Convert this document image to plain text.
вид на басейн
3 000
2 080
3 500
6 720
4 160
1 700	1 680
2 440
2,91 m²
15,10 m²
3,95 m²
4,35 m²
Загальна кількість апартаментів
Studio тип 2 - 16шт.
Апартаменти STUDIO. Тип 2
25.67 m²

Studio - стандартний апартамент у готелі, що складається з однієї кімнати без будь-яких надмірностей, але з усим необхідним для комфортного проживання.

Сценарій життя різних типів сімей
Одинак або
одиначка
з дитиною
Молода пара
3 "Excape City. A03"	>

--

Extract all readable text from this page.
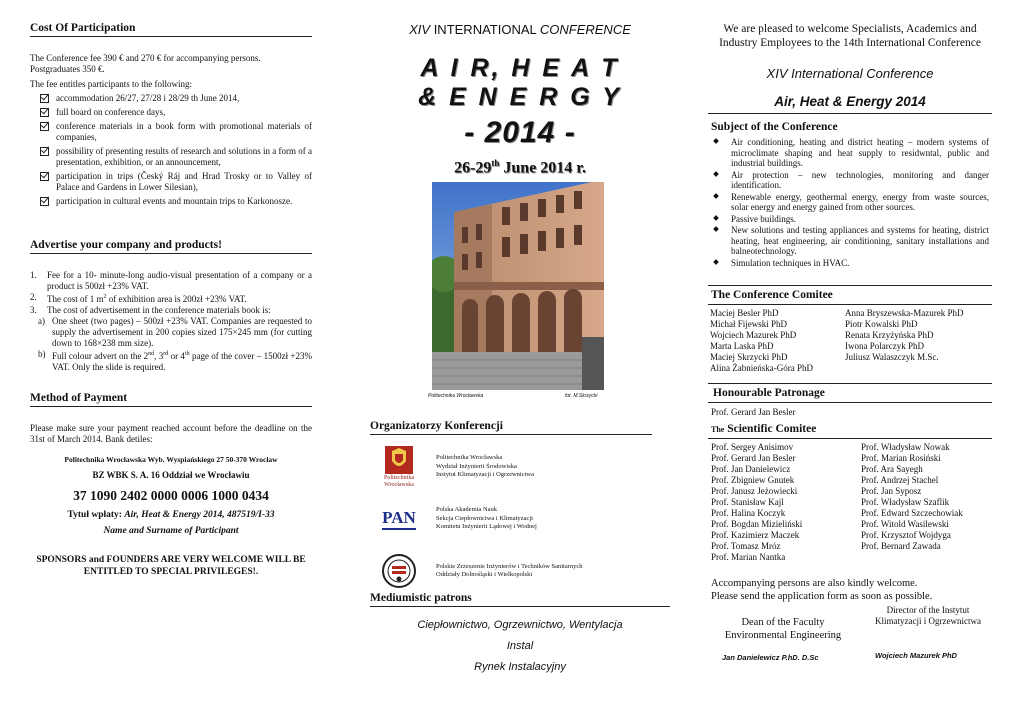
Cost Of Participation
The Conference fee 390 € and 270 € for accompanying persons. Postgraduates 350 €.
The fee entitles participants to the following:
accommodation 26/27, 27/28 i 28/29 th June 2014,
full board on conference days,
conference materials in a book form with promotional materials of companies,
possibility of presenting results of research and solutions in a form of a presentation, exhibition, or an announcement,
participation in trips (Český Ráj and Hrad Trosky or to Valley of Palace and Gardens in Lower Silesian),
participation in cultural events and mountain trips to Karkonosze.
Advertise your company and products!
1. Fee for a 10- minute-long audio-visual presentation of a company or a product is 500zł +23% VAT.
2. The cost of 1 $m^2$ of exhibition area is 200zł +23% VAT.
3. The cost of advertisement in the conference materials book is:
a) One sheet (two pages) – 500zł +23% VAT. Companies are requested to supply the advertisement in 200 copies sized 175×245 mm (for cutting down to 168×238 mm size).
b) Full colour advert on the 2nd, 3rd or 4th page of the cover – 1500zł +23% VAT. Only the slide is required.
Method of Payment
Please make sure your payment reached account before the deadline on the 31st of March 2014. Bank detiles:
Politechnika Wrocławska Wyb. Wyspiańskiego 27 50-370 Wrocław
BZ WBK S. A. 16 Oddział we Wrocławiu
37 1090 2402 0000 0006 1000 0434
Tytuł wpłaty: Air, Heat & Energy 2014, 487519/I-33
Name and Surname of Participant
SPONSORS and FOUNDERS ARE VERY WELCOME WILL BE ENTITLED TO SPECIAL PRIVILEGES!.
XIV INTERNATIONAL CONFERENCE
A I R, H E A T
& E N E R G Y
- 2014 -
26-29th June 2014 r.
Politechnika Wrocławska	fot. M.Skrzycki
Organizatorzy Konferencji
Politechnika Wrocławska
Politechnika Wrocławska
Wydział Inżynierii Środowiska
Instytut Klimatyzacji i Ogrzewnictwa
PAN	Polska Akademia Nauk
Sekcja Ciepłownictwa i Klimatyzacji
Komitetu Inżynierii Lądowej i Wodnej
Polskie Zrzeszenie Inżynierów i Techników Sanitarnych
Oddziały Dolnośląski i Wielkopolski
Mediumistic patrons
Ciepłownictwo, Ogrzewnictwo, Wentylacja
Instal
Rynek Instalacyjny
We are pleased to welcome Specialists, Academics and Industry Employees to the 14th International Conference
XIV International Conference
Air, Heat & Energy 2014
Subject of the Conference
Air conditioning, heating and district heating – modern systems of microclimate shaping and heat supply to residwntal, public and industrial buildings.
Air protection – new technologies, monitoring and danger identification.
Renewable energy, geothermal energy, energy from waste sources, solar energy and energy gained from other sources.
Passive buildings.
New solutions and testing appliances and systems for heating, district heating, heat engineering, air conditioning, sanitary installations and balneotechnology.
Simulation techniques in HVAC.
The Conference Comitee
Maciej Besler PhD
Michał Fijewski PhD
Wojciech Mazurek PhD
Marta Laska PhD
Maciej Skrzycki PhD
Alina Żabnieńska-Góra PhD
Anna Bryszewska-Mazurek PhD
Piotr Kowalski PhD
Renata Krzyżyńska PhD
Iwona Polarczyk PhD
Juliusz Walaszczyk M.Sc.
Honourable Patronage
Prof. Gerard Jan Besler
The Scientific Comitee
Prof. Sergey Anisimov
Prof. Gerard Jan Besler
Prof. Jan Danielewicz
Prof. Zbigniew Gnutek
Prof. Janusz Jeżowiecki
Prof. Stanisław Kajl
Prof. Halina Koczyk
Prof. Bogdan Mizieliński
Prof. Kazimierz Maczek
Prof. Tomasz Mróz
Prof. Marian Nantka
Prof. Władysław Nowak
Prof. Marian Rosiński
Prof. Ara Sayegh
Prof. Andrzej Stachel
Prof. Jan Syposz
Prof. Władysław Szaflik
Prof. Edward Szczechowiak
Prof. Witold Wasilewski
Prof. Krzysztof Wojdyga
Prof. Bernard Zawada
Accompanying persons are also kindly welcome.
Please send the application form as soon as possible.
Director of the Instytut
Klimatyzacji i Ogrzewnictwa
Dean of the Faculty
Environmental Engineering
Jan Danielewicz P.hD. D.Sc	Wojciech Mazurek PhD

## WRITTEN TASK
Determine the number of lines in the data that contain "presentation" as a word or string, and state only that number.

## EXERCISE SOLUTION
2